# [THE REQUEST]
Tally the lines containing the word "title" and give the total alone.

# [WORKING DATA]
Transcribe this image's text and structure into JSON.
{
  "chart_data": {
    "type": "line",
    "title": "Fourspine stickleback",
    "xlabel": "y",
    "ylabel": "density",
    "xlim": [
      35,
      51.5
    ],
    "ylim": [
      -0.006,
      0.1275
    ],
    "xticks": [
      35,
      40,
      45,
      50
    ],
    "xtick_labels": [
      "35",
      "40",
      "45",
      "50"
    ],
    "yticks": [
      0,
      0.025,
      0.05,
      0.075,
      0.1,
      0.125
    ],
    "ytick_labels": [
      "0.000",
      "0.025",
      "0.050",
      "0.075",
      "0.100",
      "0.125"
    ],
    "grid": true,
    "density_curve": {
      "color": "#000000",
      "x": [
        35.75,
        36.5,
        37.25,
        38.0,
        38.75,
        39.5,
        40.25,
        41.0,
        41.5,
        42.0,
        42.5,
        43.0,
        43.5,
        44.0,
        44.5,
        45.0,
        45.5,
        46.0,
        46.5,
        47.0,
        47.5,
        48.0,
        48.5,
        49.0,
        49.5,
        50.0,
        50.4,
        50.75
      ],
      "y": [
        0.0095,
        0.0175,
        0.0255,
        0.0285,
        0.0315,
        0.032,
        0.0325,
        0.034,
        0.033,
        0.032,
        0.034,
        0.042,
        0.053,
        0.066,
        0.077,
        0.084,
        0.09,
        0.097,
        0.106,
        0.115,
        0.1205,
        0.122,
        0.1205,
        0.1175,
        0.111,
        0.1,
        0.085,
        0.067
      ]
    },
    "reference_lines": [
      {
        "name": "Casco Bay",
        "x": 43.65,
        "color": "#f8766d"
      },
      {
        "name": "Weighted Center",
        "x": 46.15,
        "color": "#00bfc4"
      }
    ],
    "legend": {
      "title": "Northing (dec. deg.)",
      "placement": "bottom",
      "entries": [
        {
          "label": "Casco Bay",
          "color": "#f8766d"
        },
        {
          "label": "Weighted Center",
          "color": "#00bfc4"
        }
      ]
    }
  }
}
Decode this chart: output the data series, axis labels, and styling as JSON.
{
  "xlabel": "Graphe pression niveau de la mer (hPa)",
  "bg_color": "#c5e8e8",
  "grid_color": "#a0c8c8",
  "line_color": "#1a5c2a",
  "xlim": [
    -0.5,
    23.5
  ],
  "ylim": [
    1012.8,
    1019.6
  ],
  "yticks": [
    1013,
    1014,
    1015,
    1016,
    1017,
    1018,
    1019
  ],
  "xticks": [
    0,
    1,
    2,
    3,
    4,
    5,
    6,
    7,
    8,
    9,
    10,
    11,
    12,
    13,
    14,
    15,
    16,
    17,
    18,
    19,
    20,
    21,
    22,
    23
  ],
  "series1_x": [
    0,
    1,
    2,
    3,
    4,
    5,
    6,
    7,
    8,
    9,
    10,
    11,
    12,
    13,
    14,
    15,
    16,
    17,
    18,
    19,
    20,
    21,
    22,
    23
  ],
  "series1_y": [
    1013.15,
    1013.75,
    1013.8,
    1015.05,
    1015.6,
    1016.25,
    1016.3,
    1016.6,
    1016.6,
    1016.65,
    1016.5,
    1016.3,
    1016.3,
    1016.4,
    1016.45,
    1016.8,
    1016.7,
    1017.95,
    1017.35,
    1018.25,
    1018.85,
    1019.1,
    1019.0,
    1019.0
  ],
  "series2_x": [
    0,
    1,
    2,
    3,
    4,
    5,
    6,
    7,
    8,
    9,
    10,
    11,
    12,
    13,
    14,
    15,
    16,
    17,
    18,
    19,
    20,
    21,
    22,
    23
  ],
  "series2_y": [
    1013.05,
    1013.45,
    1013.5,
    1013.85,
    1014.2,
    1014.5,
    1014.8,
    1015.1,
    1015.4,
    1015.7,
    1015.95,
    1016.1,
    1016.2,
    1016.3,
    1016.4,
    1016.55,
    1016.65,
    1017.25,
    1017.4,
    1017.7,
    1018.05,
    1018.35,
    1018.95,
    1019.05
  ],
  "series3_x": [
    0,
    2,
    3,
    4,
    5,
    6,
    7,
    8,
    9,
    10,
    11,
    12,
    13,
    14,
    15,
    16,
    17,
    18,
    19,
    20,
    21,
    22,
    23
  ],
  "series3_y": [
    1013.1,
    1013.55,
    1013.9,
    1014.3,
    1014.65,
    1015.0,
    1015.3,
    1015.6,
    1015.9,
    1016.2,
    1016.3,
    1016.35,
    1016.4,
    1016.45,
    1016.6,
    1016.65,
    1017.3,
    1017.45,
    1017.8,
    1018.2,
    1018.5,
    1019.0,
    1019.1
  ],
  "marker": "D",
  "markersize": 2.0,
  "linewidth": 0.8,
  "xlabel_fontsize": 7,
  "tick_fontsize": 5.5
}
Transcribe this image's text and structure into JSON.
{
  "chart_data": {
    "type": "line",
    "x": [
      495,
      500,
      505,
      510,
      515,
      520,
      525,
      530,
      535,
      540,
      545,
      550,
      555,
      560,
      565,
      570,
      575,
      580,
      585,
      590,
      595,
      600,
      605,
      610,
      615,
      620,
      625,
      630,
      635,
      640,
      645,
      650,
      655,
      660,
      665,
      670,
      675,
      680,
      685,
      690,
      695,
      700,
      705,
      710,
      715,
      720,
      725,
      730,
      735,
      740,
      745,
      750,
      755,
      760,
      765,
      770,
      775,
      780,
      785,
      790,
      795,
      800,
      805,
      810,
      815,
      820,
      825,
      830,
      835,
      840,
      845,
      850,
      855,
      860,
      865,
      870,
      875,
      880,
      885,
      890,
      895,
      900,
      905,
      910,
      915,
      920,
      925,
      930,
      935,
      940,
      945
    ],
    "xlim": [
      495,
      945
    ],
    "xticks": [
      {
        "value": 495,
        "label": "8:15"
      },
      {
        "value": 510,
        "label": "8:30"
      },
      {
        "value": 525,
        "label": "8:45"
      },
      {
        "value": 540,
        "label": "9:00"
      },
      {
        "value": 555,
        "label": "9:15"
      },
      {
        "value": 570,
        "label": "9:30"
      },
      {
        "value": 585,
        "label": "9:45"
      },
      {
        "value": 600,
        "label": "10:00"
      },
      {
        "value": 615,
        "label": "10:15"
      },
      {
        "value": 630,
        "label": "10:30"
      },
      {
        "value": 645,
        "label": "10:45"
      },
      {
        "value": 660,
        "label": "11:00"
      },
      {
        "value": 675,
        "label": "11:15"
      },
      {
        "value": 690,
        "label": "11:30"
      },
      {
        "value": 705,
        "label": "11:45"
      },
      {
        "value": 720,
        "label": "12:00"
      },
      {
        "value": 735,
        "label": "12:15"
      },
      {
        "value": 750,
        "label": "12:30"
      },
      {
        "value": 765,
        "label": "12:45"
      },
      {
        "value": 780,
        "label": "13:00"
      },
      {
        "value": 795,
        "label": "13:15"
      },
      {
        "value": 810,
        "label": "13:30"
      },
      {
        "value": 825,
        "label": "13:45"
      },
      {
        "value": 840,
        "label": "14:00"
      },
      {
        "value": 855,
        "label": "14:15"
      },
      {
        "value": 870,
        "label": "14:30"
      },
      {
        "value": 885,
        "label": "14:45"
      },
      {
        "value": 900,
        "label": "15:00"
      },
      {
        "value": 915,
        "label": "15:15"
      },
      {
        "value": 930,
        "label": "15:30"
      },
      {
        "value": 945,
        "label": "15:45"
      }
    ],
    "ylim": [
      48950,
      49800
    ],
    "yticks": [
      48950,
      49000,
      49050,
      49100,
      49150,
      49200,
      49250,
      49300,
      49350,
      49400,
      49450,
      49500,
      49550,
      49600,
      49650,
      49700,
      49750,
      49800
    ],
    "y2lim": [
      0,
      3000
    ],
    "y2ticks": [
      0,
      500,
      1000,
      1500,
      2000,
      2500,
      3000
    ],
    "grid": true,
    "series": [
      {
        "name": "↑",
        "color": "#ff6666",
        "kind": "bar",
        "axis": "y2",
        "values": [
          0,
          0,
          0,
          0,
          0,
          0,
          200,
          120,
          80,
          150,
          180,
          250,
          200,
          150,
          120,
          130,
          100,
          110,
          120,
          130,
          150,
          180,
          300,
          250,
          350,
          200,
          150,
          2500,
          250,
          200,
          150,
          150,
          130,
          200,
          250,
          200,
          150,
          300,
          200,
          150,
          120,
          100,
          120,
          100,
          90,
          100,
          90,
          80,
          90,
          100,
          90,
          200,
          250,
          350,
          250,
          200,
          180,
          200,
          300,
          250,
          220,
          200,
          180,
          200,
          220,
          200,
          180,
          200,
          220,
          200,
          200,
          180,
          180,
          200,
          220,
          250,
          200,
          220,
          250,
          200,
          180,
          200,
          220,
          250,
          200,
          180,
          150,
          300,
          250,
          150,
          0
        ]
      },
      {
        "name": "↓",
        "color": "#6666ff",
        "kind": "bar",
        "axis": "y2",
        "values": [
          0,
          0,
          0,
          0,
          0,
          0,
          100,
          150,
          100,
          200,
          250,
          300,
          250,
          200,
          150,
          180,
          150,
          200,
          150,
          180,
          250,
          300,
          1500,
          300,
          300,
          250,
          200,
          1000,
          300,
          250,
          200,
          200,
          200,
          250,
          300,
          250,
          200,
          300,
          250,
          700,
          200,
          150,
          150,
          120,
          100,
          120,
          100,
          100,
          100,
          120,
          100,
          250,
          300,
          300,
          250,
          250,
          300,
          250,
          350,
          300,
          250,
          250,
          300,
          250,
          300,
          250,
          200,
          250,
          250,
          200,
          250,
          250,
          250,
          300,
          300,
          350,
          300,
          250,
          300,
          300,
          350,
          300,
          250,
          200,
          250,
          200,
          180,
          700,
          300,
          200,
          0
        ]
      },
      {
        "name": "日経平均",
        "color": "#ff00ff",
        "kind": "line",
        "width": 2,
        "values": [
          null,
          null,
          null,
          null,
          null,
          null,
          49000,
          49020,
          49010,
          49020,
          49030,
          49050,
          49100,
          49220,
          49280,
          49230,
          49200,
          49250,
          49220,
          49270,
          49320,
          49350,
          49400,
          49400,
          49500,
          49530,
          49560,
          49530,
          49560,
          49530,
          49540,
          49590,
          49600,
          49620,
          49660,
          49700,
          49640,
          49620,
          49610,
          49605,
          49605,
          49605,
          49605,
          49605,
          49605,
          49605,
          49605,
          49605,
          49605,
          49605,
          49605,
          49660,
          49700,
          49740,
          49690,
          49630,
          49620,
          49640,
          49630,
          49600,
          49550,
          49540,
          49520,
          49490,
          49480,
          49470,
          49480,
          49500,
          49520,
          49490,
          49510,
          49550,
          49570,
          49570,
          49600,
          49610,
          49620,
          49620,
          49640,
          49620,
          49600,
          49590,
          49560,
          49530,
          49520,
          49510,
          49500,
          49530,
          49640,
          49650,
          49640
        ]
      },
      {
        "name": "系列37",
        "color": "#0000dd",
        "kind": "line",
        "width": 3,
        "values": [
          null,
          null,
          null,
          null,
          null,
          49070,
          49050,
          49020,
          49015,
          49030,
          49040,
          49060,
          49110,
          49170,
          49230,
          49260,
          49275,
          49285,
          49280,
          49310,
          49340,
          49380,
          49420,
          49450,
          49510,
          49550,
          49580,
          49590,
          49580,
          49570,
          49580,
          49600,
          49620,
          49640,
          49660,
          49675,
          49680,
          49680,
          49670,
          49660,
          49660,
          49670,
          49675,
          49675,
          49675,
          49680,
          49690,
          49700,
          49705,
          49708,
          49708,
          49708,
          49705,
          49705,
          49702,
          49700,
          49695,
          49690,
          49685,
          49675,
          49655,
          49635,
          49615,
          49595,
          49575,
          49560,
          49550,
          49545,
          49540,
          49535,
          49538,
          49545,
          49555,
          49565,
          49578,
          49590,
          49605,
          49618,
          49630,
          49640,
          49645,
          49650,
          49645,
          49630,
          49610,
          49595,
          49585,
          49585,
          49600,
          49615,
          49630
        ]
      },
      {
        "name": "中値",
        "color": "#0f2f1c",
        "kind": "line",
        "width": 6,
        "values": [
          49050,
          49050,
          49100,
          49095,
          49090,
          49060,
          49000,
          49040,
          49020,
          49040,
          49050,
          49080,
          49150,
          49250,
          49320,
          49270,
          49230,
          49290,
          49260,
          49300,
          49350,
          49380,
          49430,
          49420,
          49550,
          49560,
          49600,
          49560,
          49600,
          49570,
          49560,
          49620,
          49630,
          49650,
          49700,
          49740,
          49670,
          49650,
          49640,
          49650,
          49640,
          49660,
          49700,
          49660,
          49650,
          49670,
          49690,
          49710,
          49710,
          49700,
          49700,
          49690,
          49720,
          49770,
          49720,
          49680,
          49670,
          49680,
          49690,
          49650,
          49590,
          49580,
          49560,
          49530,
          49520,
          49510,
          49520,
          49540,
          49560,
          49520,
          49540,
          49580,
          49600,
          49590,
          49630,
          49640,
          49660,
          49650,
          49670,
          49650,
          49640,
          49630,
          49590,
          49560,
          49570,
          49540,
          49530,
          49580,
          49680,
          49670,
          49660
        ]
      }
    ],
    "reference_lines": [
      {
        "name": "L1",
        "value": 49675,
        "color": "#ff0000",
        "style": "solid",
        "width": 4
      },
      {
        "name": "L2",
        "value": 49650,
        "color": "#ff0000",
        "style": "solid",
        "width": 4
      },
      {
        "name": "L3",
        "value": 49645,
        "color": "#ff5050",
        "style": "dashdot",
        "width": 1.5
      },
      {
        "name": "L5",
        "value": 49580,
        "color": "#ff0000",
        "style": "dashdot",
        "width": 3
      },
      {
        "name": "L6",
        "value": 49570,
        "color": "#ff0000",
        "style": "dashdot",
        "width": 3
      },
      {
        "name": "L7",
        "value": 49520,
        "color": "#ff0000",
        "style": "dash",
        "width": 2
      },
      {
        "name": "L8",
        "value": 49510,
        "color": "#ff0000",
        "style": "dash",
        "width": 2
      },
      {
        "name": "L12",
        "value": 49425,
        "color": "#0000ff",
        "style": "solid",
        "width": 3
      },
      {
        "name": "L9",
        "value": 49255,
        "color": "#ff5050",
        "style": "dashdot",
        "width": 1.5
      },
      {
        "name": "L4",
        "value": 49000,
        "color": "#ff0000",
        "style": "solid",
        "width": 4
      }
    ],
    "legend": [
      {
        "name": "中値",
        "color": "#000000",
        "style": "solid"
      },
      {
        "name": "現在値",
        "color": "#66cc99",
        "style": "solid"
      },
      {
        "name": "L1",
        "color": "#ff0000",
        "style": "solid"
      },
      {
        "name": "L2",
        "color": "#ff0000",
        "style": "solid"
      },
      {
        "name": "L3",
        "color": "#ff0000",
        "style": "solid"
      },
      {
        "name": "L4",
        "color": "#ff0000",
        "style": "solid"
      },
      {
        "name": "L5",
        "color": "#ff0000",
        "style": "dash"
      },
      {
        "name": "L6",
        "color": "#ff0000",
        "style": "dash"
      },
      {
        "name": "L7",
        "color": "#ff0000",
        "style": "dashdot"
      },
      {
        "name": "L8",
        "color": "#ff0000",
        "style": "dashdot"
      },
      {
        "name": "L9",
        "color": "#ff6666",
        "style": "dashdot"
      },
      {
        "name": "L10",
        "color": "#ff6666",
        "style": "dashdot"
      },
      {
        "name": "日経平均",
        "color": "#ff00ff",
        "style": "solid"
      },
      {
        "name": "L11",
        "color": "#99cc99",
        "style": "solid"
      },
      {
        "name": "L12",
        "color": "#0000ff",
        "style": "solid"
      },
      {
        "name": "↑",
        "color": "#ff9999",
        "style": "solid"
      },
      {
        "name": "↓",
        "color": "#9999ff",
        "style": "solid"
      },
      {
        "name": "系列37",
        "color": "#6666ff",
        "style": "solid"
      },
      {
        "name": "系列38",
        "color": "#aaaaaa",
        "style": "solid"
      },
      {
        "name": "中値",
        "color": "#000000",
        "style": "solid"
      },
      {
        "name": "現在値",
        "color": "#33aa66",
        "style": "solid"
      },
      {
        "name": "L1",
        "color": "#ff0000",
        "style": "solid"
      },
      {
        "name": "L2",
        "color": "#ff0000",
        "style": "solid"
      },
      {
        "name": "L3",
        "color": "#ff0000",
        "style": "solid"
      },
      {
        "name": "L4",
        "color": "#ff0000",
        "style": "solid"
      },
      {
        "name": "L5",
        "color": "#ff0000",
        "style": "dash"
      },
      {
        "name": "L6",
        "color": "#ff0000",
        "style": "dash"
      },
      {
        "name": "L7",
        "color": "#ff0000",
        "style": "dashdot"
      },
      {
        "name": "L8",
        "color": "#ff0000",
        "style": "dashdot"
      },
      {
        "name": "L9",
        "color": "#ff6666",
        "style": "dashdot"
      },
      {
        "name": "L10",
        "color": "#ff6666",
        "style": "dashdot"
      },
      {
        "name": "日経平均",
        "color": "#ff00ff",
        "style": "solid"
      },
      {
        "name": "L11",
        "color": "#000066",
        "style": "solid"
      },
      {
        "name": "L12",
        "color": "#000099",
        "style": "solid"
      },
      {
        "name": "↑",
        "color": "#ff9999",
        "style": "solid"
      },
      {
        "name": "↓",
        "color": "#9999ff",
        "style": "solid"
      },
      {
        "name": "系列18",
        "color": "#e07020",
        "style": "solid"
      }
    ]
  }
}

# [EXPECTED ANSWER]
2